• **Records for processing**
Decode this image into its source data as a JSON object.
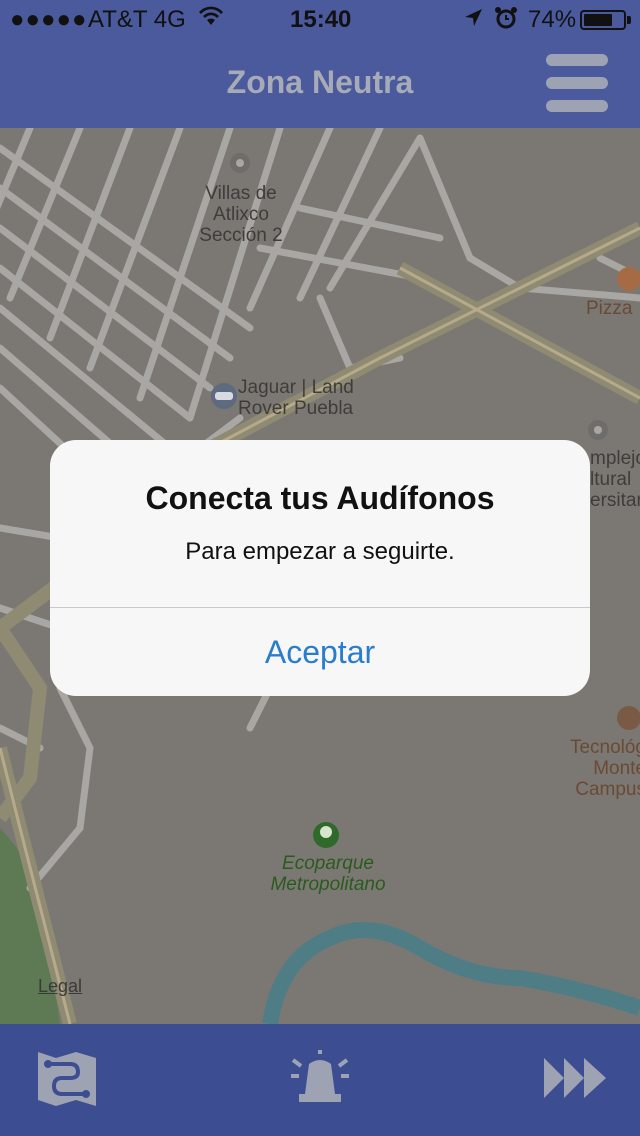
{
  "status_bar": {
    "signal": "●●●●●",
    "carrier": "AT&T 4G",
    "time": "15:40",
    "battery": "74%",
    "battery_level": 0.74,
    "icons": [
      "wifi-icon",
      "location-arrow-icon",
      "alarm-icon",
      "battery-icon"
    ]
  },
  "navbar": {
    "title": "Zona Neutra",
    "menu_icon": "hamburger-icon"
  },
  "map": {
    "labels": {
      "villas": "Villas de\nAtlixco\nSección 2",
      "jaguar": "Jaguar | Land\nRover Puebla",
      "pizza": "Pizza",
      "complejo": "mplejo\nltural\nersitar",
      "tec": "Tecnológ\nMonte\nCampus",
      "ecoparque": "Ecoparque\nMetropolitano"
    },
    "legal": "Legal",
    "colors": {
      "background": "#7b7873",
      "roads": "#a9a7a3",
      "highway": "#8f8a72",
      "river": "#4f7d86",
      "park": "#5e7a55"
    }
  },
  "alert": {
    "title": "Conecta tus Audífonos",
    "message": "Para empezar a seguirte.",
    "button": "Aceptar"
  },
  "tab_bar": {
    "icons": [
      "route-map-icon",
      "alarm-siren-icon",
      "fast-forward-icon"
    ]
  },
  "colors": {
    "bar": "#4a5a9c",
    "tabbar": "#3d4d92",
    "accent": "#2a7ccd"
  }
}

• **Instructions to follow**
Your copy should hold every record word for word and none of the pictures.

• **Full output**
Decode this image into its source data as a JSON object.
{
  "status_bar": {
    "signal": "●●●●●",
    "carrier": "AT&T 4G",
    "time": "15:40",
    "battery": "74%",
    "battery_level": 0.74,
    "icons": [
      "wifi-icon",
      "location-arrow-icon",
      "alarm-icon",
      "battery-icon"
    ]
  },
  "navbar": {
    "title": "Zona Neutra",
    "menu_icon": "hamburger-icon"
  },
  "map": {
    "labels": {
      "villas": "Villas de\nAtlixco\nSección 2",
      "jaguar": "Jaguar | Land\nRover Puebla",
      "pizza": "Pizza",
      "complejo": "mplejo\nltural\nersitar",
      "tec": "Tecnológ\nMonte\nCampus",
      "ecoparque": "Ecoparque\nMetropolitano"
    },
    "legal": "Legal",
    "colors": {
      "background": "#7b7873",
      "roads": "#a9a7a3",
      "highway": "#8f8a72",
      "river": "#4f7d86",
      "park": "#5e7a55"
    }
  },
  "alert": {
    "title": "Conecta tus Audífonos",
    "message": "Para empezar a seguirte.",
    "button": "Aceptar"
  },
  "tab_bar": {
    "icons": [
      "route-map-icon",
      "alarm-siren-icon",
      "fast-forward-icon"
    ]
  },
  "colors": {
    "bar": "#4a5a9c",
    "tabbar": "#3d4d92",
    "accent": "#2a7ccd"
  }
}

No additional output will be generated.